§ Required task
Reproduce the material exactly, omitting nothing.

(Collected data entries)
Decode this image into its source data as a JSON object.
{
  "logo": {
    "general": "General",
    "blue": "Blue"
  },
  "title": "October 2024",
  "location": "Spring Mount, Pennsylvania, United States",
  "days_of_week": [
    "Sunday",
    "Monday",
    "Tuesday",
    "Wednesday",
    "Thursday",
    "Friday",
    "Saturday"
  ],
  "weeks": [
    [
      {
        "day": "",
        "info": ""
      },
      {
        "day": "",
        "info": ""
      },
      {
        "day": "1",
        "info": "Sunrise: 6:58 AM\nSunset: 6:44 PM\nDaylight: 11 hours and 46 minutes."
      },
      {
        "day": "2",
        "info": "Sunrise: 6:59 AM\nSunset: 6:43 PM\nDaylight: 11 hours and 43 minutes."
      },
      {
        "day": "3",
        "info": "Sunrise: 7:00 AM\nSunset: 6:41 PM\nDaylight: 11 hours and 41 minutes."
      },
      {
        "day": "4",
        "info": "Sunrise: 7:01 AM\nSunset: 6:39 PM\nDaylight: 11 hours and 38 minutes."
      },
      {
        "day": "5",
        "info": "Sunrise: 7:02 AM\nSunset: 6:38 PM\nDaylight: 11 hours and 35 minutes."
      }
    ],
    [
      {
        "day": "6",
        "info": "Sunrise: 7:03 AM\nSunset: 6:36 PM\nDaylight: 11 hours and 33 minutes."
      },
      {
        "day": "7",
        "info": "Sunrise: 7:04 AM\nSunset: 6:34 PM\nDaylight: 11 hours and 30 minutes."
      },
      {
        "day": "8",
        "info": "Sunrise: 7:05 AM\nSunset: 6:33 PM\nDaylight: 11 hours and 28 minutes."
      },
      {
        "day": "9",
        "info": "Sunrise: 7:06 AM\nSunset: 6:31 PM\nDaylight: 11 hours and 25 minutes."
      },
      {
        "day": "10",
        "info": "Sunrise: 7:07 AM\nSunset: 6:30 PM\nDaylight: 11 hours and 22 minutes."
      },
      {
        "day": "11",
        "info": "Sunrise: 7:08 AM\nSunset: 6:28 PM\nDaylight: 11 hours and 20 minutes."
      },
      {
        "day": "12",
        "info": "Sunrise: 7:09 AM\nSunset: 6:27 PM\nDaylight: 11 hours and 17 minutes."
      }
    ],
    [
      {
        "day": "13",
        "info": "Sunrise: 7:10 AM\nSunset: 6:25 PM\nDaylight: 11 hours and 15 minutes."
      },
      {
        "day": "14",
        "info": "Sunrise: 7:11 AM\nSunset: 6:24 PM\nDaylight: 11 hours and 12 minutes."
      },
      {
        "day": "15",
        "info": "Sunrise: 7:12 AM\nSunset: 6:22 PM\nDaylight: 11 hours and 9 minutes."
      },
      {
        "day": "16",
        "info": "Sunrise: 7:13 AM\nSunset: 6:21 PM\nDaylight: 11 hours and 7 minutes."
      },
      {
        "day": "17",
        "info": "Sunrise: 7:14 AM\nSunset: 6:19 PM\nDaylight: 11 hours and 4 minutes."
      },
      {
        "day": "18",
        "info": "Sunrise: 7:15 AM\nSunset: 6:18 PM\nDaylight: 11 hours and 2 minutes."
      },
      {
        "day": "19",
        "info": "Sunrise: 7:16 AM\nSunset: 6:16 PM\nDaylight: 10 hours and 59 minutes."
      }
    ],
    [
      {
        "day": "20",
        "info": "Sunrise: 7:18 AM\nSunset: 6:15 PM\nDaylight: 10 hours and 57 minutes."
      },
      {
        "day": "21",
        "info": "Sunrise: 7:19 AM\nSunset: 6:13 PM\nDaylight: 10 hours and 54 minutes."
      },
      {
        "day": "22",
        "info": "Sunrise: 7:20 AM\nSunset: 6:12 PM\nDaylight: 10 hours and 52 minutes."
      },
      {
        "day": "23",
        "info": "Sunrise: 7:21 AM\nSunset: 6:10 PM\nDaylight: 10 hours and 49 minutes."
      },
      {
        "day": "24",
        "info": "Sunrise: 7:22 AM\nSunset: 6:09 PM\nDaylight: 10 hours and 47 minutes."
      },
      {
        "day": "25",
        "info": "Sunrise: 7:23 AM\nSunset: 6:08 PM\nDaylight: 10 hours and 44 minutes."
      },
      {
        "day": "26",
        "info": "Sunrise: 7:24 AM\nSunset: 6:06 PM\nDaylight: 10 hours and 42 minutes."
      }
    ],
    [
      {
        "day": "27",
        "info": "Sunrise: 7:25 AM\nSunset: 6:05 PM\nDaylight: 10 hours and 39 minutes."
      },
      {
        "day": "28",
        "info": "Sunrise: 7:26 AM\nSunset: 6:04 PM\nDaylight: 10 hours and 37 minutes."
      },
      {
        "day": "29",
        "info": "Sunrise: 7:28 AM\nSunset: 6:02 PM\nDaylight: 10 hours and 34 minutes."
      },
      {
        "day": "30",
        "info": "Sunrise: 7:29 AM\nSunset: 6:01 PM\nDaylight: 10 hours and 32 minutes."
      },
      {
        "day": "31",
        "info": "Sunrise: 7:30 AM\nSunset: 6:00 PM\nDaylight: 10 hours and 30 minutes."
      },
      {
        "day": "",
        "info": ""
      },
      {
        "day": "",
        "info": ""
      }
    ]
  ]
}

§ Answer
Decode this image into its source data as a JSON object.
{
  "logo": {
    "general": "General",
    "blue": "Blue"
  },
  "title": "October 2024",
  "location": "Spring Mount, Pennsylvania, United States",
  "days_of_week": [
    "Sunday",
    "Monday",
    "Tuesday",
    "Wednesday",
    "Thursday",
    "Friday",
    "Saturday"
  ],
  "weeks": [
    [
      {
        "day": "",
        "info": ""
      },
      {
        "day": "",
        "info": ""
      },
      {
        "day": "1",
        "info": "Sunrise: 6:58 AM\nSunset: 6:44 PM\nDaylight: 11 hours and 46 minutes."
      },
      {
        "day": "2",
        "info": "Sunrise: 6:59 AM\nSunset: 6:43 PM\nDaylight: 11 hours and 43 minutes."
      },
      {
        "day": "3",
        "info": "Sunrise: 7:00 AM\nSunset: 6:41 PM\nDaylight: 11 hours and 41 minutes."
      },
      {
        "day": "4",
        "info": "Sunrise: 7:01 AM\nSunset: 6:39 PM\nDaylight: 11 hours and 38 minutes."
      },
      {
        "day": "5",
        "info": "Sunrise: 7:02 AM\nSunset: 6:38 PM\nDaylight: 11 hours and 35 minutes."
      }
    ],
    [
      {
        "day": "6",
        "info": "Sunrise: 7:03 AM\nSunset: 6:36 PM\nDaylight: 11 hours and 33 minutes."
      },
      {
        "day": "7",
        "info": "Sunrise: 7:04 AM\nSunset: 6:34 PM\nDaylight: 11 hours and 30 minutes."
      },
      {
        "day": "8",
        "info": "Sunrise: 7:05 AM\nSunset: 6:33 PM\nDaylight: 11 hours and 28 minutes."
      },
      {
        "day": "9",
        "info": "Sunrise: 7:06 AM\nSunset: 6:31 PM\nDaylight: 11 hours and 25 minutes."
      },
      {
        "day": "10",
        "info": "Sunrise: 7:07 AM\nSunset: 6:30 PM\nDaylight: 11 hours and 22 minutes."
      },
      {
        "day": "11",
        "info": "Sunrise: 7:08 AM\nSunset: 6:28 PM\nDaylight: 11 hours and 20 minutes."
      },
      {
        "day": "12",
        "info": "Sunrise: 7:09 AM\nSunset: 6:27 PM\nDaylight: 11 hours and 17 minutes."
      }
    ],
    [
      {
        "day": "13",
        "info": "Sunrise: 7:10 AM\nSunset: 6:25 PM\nDaylight: 11 hours and 15 minutes."
      },
      {
        "day": "14",
        "info": "Sunrise: 7:11 AM\nSunset: 6:24 PM\nDaylight: 11 hours and 12 minutes."
      },
      {
        "day": "15",
        "info": "Sunrise: 7:12 AM\nSunset: 6:22 PM\nDaylight: 11 hours and 9 minutes."
      },
      {
        "day": "16",
        "info": "Sunrise: 7:13 AM\nSunset: 6:21 PM\nDaylight: 11 hours and 7 minutes."
      },
      {
        "day": "17",
        "info": "Sunrise: 7:14 AM\nSunset: 6:19 PM\nDaylight: 11 hours and 4 minutes."
      },
      {
        "day": "18",
        "info": "Sunrise: 7:15 AM\nSunset: 6:18 PM\nDaylight: 11 hours and 2 minutes."
      },
      {
        "day": "19",
        "info": "Sunrise: 7:16 AM\nSunset: 6:16 PM\nDaylight: 10 hours and 59 minutes."
      }
    ],
    [
      {
        "day": "20",
        "info": "Sunrise: 7:18 AM\nSunset: 6:15 PM\nDaylight: 10 hours and 57 minutes."
      },
      {
        "day": "21",
        "info": "Sunrise: 7:19 AM\nSunset: 6:13 PM\nDaylight: 10 hours and 54 minutes."
      },
      {
        "day": "22",
        "info": "Sunrise: 7:20 AM\nSunset: 6:12 PM\nDaylight: 10 hours and 52 minutes."
      },
      {
        "day": "23",
        "info": "Sunrise: 7:21 AM\nSunset: 6:10 PM\nDaylight: 10 hours and 49 minutes."
      },
      {
        "day": "24",
        "info": "Sunrise: 7:22 AM\nSunset: 6:09 PM\nDaylight: 10 hours and 47 minutes."
      },
      {
        "day": "25",
        "info": "Sunrise: 7:23 AM\nSunset: 6:08 PM\nDaylight: 10 hours and 44 minutes."
      },
      {
        "day": "26",
        "info": "Sunrise: 7:24 AM\nSunset: 6:06 PM\nDaylight: 10 hours and 42 minutes."
      }
    ],
    [
      {
        "day": "27",
        "info": "Sunrise: 7:25 AM\nSunset: 6:05 PM\nDaylight: 10 hours and 39 minutes."
      },
      {
        "day": "28",
        "info": "Sunrise: 7:26 AM\nSunset: 6:04 PM\nDaylight: 10 hours and 37 minutes."
      },
      {
        "day": "29",
        "info": "Sunrise: 7:28 AM\nSunset: 6:02 PM\nDaylight: 10 hours and 34 minutes."
      },
      {
        "day": "30",
        "info": "Sunrise: 7:29 AM\nSunset: 6:01 PM\nDaylight: 10 hours and 32 minutes."
      },
      {
        "day": "31",
        "info": "Sunrise: 7:30 AM\nSunset: 6:00 PM\nDaylight: 10 hours and 30 minutes."
      },
      {
        "day": "",
        "info": ""
      },
      {
        "day": "",
        "info": ""
      }
    ]
  ]
}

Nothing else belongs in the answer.